## TASK TO CARRY OUT
Please retype every one of the following entries exactly as they appear, leaving out the pictures.
────
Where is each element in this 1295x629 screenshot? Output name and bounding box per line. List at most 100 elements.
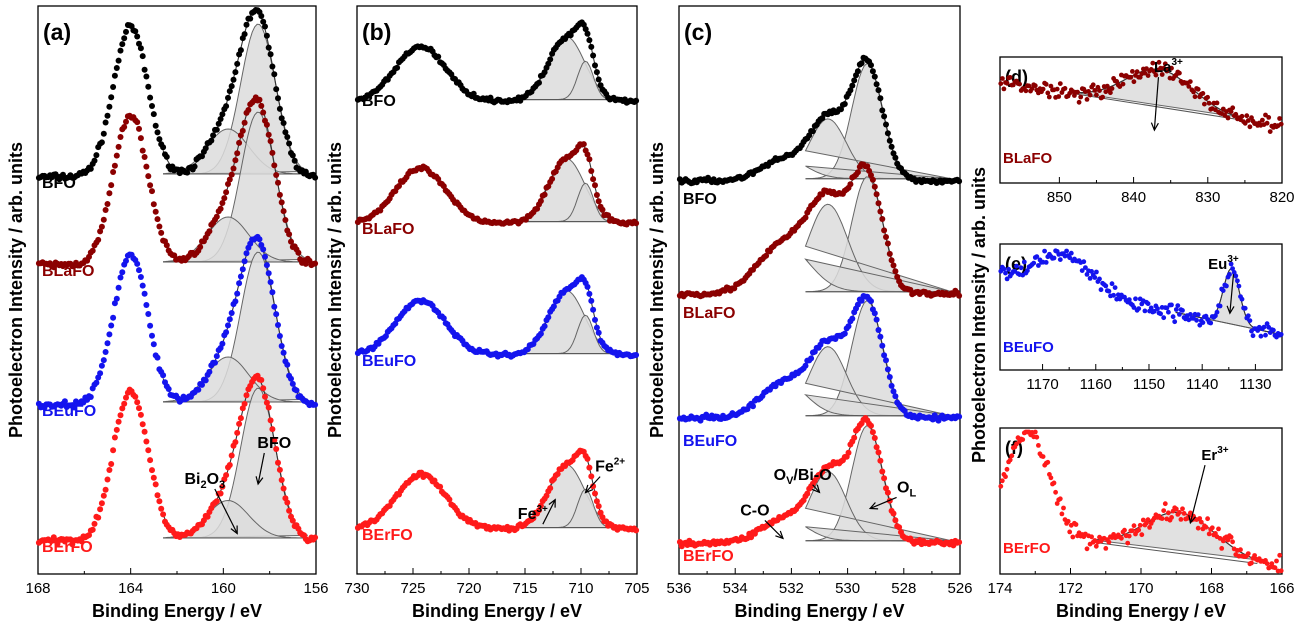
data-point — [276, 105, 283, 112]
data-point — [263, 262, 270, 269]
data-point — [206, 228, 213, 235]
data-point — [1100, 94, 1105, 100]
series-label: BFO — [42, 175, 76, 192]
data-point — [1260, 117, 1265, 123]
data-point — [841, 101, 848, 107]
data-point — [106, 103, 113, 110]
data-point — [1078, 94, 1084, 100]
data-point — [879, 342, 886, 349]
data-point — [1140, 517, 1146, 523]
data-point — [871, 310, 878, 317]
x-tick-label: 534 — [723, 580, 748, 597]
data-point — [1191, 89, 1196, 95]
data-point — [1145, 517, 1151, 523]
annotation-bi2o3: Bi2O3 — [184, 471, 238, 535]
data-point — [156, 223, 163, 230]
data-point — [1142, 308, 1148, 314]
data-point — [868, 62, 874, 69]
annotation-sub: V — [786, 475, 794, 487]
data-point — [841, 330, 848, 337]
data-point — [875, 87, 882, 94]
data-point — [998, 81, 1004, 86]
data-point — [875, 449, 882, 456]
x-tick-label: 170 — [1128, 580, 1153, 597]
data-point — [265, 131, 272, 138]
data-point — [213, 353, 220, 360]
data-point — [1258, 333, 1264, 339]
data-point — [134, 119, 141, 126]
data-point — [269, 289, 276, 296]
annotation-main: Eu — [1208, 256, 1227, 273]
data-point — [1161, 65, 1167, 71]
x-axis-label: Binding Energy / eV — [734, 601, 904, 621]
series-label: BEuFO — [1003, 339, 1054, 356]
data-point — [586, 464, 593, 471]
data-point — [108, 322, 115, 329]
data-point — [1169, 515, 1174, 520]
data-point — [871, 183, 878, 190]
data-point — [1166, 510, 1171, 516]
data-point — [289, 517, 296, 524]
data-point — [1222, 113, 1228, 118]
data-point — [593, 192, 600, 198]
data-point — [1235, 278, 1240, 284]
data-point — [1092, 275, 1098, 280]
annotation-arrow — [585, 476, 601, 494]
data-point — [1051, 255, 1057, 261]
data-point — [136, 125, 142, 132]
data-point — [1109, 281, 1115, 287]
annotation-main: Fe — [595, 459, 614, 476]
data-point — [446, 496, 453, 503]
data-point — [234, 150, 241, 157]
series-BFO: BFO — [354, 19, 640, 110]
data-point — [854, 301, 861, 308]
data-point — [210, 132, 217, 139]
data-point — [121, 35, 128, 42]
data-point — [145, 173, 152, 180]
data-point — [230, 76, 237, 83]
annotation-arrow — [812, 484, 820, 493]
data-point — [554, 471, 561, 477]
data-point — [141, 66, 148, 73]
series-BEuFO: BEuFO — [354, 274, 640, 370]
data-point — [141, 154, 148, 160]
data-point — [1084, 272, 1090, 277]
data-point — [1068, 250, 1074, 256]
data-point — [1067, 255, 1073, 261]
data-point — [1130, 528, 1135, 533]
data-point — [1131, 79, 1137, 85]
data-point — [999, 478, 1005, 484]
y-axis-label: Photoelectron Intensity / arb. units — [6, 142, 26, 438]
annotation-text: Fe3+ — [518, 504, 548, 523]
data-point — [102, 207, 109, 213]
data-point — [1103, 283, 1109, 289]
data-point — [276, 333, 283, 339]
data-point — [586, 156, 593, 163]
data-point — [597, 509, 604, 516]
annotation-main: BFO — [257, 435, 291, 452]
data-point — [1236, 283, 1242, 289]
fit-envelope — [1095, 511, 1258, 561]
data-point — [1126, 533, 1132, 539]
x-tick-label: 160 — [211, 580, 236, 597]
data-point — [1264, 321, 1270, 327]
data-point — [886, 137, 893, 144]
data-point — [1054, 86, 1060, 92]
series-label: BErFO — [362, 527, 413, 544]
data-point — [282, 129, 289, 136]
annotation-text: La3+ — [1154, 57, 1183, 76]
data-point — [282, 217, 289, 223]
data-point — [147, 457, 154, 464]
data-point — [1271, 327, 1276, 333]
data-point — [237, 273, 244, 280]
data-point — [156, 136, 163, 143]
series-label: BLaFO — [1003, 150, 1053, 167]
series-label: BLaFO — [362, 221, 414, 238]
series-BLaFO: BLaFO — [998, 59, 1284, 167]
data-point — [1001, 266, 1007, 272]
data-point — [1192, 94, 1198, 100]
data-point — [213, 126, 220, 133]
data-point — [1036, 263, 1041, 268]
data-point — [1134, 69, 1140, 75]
────
## EXERCISE RESULT
Where is each element in this 1295x629 screenshot? Output name and bounding box per line. List at most 100 elements.
data-point — [276, 105, 283, 112]
data-point — [263, 262, 270, 269]
data-point — [206, 228, 213, 235]
data-point — [1100, 94, 1105, 100]
series-label: BFO — [42, 175, 76, 192]
data-point — [1260, 117, 1265, 123]
data-point — [841, 101, 848, 107]
data-point — [106, 103, 113, 110]
data-point — [1078, 94, 1084, 100]
data-point — [879, 342, 886, 349]
data-point — [1140, 517, 1146, 523]
data-point — [871, 310, 878, 317]
x-tick-label: 534 — [723, 580, 748, 597]
data-point — [1191, 89, 1196, 95]
data-point — [1145, 517, 1151, 523]
annotation-bi2o3: Bi2O3 — [184, 471, 238, 535]
data-point — [156, 223, 163, 230]
data-point — [1142, 308, 1148, 314]
data-point — [868, 62, 874, 69]
annotation-sub: V — [786, 475, 794, 487]
data-point — [841, 330, 848, 337]
data-point — [875, 87, 882, 94]
data-point — [998, 81, 1004, 86]
data-point — [875, 449, 882, 456]
x-tick-label: 170 — [1128, 580, 1153, 597]
data-point — [265, 131, 272, 138]
data-point — [213, 353, 220, 360]
data-point — [1258, 333, 1264, 339]
data-point — [134, 119, 141, 126]
data-point — [269, 289, 276, 296]
annotation-main: Eu — [1208, 256, 1227, 273]
data-point — [1161, 65, 1167, 71]
x-axis-label: Binding Energy / eV — [734, 601, 904, 621]
series-label: BEuFO — [1003, 339, 1054, 356]
data-point — [586, 464, 593, 471]
data-point — [108, 322, 115, 329]
data-point — [1169, 515, 1174, 520]
data-point — [871, 183, 878, 190]
data-point — [1166, 510, 1171, 516]
data-point — [289, 517, 296, 524]
data-point — [1222, 113, 1228, 118]
data-point — [593, 192, 600, 198]
data-point — [1235, 278, 1240, 284]
data-point — [1092, 275, 1098, 280]
annotation-arrow — [585, 476, 601, 494]
data-point — [1051, 255, 1057, 261]
data-point — [136, 125, 142, 132]
data-point — [1109, 281, 1115, 287]
annotation-main: Fe — [595, 459, 614, 476]
data-point — [446, 496, 453, 503]
data-point — [234, 150, 241, 157]
series-BFO: BFO — [354, 19, 640, 110]
data-point — [854, 301, 861, 308]
data-point — [210, 132, 217, 139]
data-point — [121, 35, 128, 42]
data-point — [145, 173, 152, 180]
data-point — [230, 76, 237, 83]
annotation-arrow — [812, 484, 820, 493]
data-point — [554, 471, 561, 477]
data-point — [141, 66, 148, 73]
series-BEuFO: BEuFO — [354, 274, 640, 370]
data-point — [141, 154, 148, 160]
data-point — [1084, 272, 1090, 277]
data-point — [1068, 250, 1074, 256]
data-point — [1067, 255, 1073, 261]
data-point — [1130, 528, 1135, 533]
data-point — [1131, 79, 1137, 85]
data-point — [999, 478, 1005, 484]
y-axis-label: Photoelectron Intensity / arb. units — [6, 142, 26, 438]
annotation-text: Fe3+ — [518, 504, 548, 523]
data-point — [102, 207, 109, 213]
data-point — [1103, 283, 1109, 289]
data-point — [276, 333, 283, 339]
data-point — [586, 156, 593, 163]
data-point — [597, 509, 604, 516]
annotation-main: BFO — [257, 435, 291, 452]
data-point — [1236, 283, 1242, 289]
fit-envelope — [1095, 511, 1258, 561]
data-point — [1126, 533, 1132, 539]
x-tick-label: 160 — [211, 580, 236, 597]
data-point — [1264, 321, 1270, 327]
data-point — [886, 137, 893, 144]
data-point — [1054, 86, 1060, 92]
series-label: BErFO — [362, 527, 413, 544]
data-point — [282, 129, 289, 136]
annotation-text: La3+ — [1154, 57, 1183, 76]
data-point — [282, 217, 289, 223]
data-point — [147, 457, 154, 464]
data-point — [1271, 327, 1276, 333]
data-point — [237, 273, 244, 280]
data-point — [156, 136, 163, 143]
series-label: BLaFO — [1003, 150, 1053, 167]
series-label: BLaFO — [362, 221, 414, 238]
series-BLaFO: BLaFO — [998, 59, 1284, 167]
data-point — [1001, 266, 1007, 272]
data-point — [1192, 94, 1198, 100]
data-point — [213, 126, 220, 133]
data-point — [1036, 263, 1041, 268]
data-point — [1134, 69, 1140, 75]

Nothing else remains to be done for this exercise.